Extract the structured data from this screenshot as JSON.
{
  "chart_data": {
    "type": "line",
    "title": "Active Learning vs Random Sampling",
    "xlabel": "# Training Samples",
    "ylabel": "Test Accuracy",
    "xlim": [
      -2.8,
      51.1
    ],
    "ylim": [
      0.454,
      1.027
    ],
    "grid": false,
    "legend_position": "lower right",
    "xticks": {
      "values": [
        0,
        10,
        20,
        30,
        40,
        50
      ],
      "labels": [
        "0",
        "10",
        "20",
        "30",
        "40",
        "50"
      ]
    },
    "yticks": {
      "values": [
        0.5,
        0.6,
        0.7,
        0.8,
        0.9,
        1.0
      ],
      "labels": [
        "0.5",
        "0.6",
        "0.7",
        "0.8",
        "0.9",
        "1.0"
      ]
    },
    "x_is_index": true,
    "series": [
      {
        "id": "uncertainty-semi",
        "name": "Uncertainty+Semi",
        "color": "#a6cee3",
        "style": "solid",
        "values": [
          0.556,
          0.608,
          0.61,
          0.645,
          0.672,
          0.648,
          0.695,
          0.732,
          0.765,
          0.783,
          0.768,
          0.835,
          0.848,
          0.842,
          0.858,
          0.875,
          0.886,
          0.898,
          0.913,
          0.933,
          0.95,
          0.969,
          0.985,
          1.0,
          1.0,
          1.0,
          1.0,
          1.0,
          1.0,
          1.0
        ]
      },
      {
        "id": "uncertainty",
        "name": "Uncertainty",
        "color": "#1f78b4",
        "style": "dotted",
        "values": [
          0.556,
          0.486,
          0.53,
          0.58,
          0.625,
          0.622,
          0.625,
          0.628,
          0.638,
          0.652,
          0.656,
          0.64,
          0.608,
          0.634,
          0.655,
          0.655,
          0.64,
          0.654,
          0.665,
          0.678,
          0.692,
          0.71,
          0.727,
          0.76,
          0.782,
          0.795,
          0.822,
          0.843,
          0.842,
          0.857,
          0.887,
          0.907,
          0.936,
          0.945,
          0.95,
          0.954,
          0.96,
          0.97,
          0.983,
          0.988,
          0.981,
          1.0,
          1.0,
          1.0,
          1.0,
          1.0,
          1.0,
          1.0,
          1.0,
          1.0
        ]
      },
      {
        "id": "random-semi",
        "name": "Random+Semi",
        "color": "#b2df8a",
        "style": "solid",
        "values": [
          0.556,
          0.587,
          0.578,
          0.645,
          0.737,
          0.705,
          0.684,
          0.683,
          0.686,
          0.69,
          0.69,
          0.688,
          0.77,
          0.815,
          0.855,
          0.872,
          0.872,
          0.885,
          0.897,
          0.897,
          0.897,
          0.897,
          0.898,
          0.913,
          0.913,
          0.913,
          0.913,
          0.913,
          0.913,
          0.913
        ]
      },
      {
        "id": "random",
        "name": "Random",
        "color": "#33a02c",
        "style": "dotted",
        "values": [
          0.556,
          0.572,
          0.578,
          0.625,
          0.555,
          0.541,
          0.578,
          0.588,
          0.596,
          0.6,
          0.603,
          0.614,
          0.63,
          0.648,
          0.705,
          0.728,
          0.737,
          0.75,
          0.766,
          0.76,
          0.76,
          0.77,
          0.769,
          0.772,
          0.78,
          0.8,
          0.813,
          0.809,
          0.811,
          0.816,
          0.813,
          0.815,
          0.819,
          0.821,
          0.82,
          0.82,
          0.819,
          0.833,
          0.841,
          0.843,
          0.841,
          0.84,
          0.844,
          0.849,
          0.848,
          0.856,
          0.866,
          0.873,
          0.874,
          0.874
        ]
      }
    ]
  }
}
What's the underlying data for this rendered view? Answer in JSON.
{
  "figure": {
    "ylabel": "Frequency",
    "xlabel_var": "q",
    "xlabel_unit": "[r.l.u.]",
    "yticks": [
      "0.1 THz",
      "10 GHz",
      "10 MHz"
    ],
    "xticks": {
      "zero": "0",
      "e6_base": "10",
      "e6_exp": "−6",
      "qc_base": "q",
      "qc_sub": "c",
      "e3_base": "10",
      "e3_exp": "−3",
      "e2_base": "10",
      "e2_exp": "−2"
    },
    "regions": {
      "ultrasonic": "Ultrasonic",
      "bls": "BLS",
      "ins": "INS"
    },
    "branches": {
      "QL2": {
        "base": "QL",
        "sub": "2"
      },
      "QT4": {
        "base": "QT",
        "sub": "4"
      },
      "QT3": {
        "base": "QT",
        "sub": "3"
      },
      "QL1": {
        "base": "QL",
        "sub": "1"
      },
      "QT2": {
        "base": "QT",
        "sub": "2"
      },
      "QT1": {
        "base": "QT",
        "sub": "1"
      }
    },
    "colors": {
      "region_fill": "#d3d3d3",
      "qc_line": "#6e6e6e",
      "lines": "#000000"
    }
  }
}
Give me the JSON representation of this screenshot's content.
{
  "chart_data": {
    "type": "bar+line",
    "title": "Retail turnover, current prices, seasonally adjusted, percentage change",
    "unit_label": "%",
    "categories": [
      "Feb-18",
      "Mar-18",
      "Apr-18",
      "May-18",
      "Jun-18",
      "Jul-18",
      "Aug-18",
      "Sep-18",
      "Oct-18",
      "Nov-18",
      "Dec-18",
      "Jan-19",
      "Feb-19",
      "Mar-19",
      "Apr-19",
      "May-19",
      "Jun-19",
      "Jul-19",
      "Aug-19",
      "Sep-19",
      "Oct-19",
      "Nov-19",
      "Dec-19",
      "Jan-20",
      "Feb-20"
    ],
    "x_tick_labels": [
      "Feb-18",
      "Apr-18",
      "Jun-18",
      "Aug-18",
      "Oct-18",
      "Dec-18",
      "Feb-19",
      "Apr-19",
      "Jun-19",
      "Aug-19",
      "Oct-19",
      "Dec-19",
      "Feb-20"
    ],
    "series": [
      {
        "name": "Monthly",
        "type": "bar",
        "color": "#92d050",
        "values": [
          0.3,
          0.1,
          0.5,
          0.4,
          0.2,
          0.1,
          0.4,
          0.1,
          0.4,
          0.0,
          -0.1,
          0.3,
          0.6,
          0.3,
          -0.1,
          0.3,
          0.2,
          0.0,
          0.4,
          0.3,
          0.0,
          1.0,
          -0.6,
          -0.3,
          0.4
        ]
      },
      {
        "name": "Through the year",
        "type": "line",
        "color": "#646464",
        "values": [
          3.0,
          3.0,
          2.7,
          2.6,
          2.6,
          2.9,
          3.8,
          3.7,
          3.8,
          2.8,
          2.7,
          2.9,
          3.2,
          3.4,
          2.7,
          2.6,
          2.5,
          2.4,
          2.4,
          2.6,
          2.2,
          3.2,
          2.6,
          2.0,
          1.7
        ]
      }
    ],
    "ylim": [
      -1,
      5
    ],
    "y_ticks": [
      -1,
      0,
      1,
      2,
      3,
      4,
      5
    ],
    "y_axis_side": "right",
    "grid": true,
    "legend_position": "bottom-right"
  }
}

## Exercise details
Looking at the material above, count the lines containing the string "name" and reply with the count alone.

## Result of this exercise
6